→ **Exercise objective**
Identify the lines holding "this" and copy them.

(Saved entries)

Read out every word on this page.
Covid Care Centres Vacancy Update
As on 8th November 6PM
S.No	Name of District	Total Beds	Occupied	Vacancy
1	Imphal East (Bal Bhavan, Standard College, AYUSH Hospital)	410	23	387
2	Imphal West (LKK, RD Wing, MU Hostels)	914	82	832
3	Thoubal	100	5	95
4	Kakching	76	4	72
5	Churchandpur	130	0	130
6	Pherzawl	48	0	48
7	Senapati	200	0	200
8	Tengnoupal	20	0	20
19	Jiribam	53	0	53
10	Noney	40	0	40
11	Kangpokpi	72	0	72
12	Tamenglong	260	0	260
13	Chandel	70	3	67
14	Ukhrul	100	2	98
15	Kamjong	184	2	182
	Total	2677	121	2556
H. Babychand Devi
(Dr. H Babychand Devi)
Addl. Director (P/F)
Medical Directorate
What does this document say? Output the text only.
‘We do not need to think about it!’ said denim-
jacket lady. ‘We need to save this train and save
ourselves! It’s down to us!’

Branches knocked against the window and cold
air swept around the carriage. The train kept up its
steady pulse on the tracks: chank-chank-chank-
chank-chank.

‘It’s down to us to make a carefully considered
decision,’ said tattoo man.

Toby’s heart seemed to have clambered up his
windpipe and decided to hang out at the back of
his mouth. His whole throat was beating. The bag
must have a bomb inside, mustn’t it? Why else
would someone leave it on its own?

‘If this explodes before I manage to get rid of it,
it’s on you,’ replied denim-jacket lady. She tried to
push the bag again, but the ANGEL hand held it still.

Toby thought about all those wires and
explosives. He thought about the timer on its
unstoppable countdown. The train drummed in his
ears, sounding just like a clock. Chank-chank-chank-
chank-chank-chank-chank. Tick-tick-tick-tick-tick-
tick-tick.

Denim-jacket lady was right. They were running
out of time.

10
==
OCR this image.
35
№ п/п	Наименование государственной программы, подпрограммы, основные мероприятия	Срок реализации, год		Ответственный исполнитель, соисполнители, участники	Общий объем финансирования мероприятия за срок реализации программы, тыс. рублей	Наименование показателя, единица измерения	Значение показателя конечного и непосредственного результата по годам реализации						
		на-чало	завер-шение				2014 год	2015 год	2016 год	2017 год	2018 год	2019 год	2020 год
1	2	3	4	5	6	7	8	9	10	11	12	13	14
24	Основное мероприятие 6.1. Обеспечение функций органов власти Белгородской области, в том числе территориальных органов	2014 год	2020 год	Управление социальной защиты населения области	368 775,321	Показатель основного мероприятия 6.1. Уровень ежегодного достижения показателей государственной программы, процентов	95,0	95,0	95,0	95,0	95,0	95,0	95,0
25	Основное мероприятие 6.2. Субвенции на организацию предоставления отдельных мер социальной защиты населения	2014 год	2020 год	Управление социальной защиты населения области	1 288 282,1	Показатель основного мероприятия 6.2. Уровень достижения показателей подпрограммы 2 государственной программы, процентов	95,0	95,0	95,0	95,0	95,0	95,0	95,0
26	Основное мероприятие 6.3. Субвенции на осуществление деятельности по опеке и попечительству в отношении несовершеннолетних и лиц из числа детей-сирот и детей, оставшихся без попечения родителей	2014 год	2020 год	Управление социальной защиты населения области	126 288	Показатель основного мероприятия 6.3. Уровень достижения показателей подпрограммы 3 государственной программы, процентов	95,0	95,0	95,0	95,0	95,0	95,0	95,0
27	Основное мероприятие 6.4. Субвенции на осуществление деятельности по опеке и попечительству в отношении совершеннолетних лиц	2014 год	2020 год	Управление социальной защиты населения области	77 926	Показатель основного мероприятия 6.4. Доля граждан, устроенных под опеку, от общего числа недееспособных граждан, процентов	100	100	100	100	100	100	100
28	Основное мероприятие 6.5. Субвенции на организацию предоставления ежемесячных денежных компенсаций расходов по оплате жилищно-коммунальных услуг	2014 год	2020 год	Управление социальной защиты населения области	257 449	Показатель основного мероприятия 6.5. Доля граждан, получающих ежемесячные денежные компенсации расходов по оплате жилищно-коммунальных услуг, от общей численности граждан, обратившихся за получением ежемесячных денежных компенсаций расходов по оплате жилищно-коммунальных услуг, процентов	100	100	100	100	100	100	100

→ **Reply**
Read out every word on this page.
What does this document say? Output the text only.
jacket lady. ‘We need to save this train and save
‘If this explodes before I manage to get rid of it,
OCR this image.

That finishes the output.